• [Job] Output every entry exactly as given.

Figure record extracts
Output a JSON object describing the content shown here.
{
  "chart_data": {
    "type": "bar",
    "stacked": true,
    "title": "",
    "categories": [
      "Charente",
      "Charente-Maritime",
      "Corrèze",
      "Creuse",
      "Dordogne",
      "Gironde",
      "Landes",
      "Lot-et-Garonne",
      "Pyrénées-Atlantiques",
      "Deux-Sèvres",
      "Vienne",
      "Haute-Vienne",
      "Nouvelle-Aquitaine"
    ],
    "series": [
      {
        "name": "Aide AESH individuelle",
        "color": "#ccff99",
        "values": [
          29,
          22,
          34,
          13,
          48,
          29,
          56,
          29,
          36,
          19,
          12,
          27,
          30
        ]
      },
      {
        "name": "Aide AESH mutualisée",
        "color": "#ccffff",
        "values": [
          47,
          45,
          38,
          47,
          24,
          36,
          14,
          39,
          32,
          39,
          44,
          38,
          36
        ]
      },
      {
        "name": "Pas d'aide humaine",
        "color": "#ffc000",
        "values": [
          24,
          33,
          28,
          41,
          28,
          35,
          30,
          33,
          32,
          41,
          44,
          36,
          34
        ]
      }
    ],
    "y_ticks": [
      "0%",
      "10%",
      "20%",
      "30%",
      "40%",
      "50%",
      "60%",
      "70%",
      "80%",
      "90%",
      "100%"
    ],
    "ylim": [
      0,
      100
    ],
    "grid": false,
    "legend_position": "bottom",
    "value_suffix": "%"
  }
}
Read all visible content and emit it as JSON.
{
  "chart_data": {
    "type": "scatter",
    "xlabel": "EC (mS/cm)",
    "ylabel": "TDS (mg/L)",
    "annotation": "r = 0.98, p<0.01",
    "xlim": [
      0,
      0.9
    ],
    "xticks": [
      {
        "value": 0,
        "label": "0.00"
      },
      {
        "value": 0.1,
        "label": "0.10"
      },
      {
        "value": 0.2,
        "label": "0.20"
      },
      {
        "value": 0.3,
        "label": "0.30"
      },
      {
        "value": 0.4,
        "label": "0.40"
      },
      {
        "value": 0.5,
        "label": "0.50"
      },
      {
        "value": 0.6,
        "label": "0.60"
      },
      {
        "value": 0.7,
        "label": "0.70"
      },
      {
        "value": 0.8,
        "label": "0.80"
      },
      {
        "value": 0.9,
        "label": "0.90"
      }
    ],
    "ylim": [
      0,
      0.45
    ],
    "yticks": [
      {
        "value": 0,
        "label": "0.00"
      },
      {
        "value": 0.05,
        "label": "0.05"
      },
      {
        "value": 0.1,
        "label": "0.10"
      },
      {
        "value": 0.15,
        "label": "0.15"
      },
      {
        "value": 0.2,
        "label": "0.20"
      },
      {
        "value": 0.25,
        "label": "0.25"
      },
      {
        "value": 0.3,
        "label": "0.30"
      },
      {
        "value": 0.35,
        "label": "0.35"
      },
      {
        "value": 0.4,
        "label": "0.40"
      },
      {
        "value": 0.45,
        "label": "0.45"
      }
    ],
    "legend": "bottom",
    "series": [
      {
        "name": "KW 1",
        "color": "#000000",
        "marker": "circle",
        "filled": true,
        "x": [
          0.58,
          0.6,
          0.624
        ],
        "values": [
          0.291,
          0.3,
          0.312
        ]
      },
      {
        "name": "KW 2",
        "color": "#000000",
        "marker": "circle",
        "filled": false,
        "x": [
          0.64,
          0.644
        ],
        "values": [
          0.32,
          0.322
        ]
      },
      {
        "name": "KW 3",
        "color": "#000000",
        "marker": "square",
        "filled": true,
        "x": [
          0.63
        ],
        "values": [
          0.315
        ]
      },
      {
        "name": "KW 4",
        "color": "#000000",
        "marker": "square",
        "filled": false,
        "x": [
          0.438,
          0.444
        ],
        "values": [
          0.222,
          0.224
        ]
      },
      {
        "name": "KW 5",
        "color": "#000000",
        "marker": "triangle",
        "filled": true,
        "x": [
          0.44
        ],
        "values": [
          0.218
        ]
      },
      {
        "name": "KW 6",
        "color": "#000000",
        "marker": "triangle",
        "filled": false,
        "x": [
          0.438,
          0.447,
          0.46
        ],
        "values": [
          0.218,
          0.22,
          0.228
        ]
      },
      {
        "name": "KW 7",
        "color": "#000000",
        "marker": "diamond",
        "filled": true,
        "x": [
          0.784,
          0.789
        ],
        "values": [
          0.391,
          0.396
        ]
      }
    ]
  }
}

• [Answer]
Output a JSON object describing the content shown here.
{
  "chart_data": {
    "type": "bar",
    "stacked": true,
    "title": "",
    "categories": [
      "Charente",
      "Charente-Maritime",
      "Corrèze",
      "Creuse",
      "Dordogne",
      "Gironde",
      "Landes",
      "Lot-et-Garonne",
      "Pyrénées-Atlantiques",
      "Deux-Sèvres",
      "Vienne",
      "Haute-Vienne",
      "Nouvelle-Aquitaine"
    ],
    "series": [
      {
        "name": "Aide AESH individuelle",
        "color": "#ccff99",
        "values": [
          29,
          22,
          34,
          13,
          48,
          29,
          56,
          29,
          36,
          19,
          12,
          27,
          30
        ]
      },
      {
        "name": "Aide AESH mutualisée",
        "color": "#ccffff",
        "values": [
          47,
          45,
          38,
          47,
          24,
          36,
          14,
          39,
          32,
          39,
          44,
          38,
          36
        ]
      },
      {
        "name": "Pas d'aide humaine",
        "color": "#ffc000",
        "values": [
          24,
          33,
          28,
          41,
          28,
          35,
          30,
          33,
          32,
          41,
          44,
          36,
          34
        ]
      }
    ],
    "y_ticks": [
      "0%",
      "10%",
      "20%",
      "30%",
      "40%",
      "50%",
      "60%",
      "70%",
      "80%",
      "90%",
      "100%"
    ],
    "ylim": [
      0,
      100
    ],
    "grid": false,
    "legend_position": "bottom",
    "value_suffix": "%"
  }
}
Read all visible content and emit it as JSON.
{
  "chart_data": {
    "type": "scatter",
    "xlabel": "EC (mS/cm)",
    "ylabel": "TDS (mg/L)",
    "annotation": "r = 0.98, p<0.01",
    "xlim": [
      0,
      0.9
    ],
    "xticks": [
      {
        "value": 0,
        "label": "0.00"
      },
      {
        "value": 0.1,
        "label": "0.10"
      },
      {
        "value": 0.2,
        "label": "0.20"
      },
      {
        "value": 0.3,
        "label": "0.30"
      },
      {
        "value": 0.4,
        "label": "0.40"
      },
      {
        "value": 0.5,
        "label": "0.50"
      },
      {
        "value": 0.6,
        "label": "0.60"
      },
      {
        "value": 0.7,
        "label": "0.70"
      },
      {
        "value": 0.8,
        "label": "0.80"
      },
      {
        "value": 0.9,
        "label": "0.90"
      }
    ],
    "ylim": [
      0,
      0.45
    ],
    "yticks": [
      {
        "value": 0,
        "label": "0.00"
      },
      {
        "value": 0.05,
        "label": "0.05"
      },
      {
        "value": 0.1,
        "label": "0.10"
      },
      {
        "value": 0.15,
        "label": "0.15"
      },
      {
        "value": 0.2,
        "label": "0.20"
      },
      {
        "value": 0.25,
        "label": "0.25"
      },
      {
        "value": 0.3,
        "label": "0.30"
      },
      {
        "value": 0.35,
        "label": "0.35"
      },
      {
        "value": 0.4,
        "label": "0.40"
      },
      {
        "value": 0.45,
        "label": "0.45"
      }
    ],
    "legend": "bottom",
    "series": [
      {
        "name": "KW 1",
        "color": "#000000",
        "marker": "circle",
        "filled": true,
        "x": [
          0.58,
          0.6,
          0.624
        ],
        "values": [
          0.291,
          0.3,
          0.312
        ]
      },
      {
        "name": "KW 2",
        "color": "#000000",
        "marker": "circle",
        "filled": false,
        "x": [
          0.64,
          0.644
        ],
        "values": [
          0.32,
          0.322
        ]
      },
      {
        "name": "KW 3",
        "color": "#000000",
        "marker": "square",
        "filled": true,
        "x": [
          0.63
        ],
        "values": [
          0.315
        ]
      },
      {
        "name": "KW 4",
        "color": "#000000",
        "marker": "square",
        "filled": false,
        "x": [
          0.438,
          0.444
        ],
        "values": [
          0.222,
          0.224
        ]
      },
      {
        "name": "KW 5",
        "color": "#000000",
        "marker": "triangle",
        "filled": true,
        "x": [
          0.44
        ],
        "values": [
          0.218
        ]
      },
      {
        "name": "KW 6",
        "color": "#000000",
        "marker": "triangle",
        "filled": false,
        "x": [
          0.438,
          0.447,
          0.46
        ],
        "values": [
          0.218,
          0.22,
          0.228
        ]
      },
      {
        "name": "KW 7",
        "color": "#000000",
        "marker": "diamond",
        "filled": true,
        "x": [
          0.784,
          0.789
        ],
        "values": [
          0.391,
          0.396
        ]
      }
    ]
  }
}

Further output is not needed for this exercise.